--- BEGIN ---

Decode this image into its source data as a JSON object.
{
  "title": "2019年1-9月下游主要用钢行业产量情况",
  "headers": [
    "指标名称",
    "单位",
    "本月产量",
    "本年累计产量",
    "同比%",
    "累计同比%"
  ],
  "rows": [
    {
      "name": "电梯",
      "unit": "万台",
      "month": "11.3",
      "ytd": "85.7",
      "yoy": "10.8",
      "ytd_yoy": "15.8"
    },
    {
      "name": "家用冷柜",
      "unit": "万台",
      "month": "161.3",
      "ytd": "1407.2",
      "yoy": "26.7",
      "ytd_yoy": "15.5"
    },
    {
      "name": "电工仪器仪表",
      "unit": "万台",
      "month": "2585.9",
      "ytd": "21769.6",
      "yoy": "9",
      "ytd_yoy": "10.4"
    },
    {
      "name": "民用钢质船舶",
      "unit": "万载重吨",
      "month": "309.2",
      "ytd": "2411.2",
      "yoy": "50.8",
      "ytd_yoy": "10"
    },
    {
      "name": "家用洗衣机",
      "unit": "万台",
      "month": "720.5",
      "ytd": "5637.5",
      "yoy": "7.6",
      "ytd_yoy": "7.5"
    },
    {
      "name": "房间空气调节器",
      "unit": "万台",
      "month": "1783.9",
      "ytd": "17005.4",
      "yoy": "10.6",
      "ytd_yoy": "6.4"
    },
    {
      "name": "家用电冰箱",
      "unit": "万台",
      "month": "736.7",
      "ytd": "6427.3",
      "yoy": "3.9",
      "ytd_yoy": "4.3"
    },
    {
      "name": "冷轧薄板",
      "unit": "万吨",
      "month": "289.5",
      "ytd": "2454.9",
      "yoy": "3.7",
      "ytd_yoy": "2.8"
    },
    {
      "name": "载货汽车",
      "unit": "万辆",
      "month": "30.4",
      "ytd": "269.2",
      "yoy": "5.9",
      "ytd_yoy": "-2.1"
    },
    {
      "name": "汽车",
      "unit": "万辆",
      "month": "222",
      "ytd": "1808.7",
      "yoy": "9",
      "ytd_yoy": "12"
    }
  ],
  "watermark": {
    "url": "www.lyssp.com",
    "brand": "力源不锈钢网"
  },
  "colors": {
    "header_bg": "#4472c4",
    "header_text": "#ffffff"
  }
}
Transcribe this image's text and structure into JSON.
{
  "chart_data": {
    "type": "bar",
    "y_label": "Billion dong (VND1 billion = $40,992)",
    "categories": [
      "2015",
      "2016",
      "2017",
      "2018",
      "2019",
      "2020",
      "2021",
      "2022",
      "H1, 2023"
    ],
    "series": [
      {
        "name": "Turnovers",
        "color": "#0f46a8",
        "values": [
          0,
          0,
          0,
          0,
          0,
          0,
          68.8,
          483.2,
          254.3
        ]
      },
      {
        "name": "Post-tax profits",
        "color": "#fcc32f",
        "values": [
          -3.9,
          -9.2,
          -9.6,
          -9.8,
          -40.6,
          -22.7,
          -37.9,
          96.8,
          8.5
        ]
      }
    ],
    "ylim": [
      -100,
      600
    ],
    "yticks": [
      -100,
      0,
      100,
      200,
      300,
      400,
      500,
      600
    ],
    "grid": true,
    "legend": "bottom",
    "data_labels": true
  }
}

--- END ---

== Work to be completed ==
Print again the material above, limited to the lines from the one holding "Transcribe this image's" through the last, inclusive.

== Right answer ==
Transcribe this image's text and structure into JSON.
{
  "chart_data": {
    "type": "bar",
    "y_label": "Billion dong (VND1 billion = $40,992)",
    "categories": [
      "2015",
      "2016",
      "2017",
      "2018",
      "2019",
      "2020",
      "2021",
      "2022",
      "H1, 2023"
    ],
    "series": [
      {
        "name": "Turnovers",
        "color": "#0f46a8",
        "values": [
          0,
          0,
          0,
          0,
          0,
          0,
          68.8,
          483.2,
          254.3
        ]
      },
      {
        "name": "Post-tax profits",
        "color": "#fcc32f",
        "values": [
          -3.9,
          -9.2,
          -9.6,
          -9.8,
          -40.6,
          -22.7,
          -37.9,
          96.8,
          8.5
        ]
      }
    ],
    "ylim": [
      -100,
      600
    ],
    "yticks": [
      -100,
      0,
      100,
      200,
      300,
      400,
      500,
      600
    ],
    "grid": true,
    "legend": "bottom",
    "data_labels": true
  }
}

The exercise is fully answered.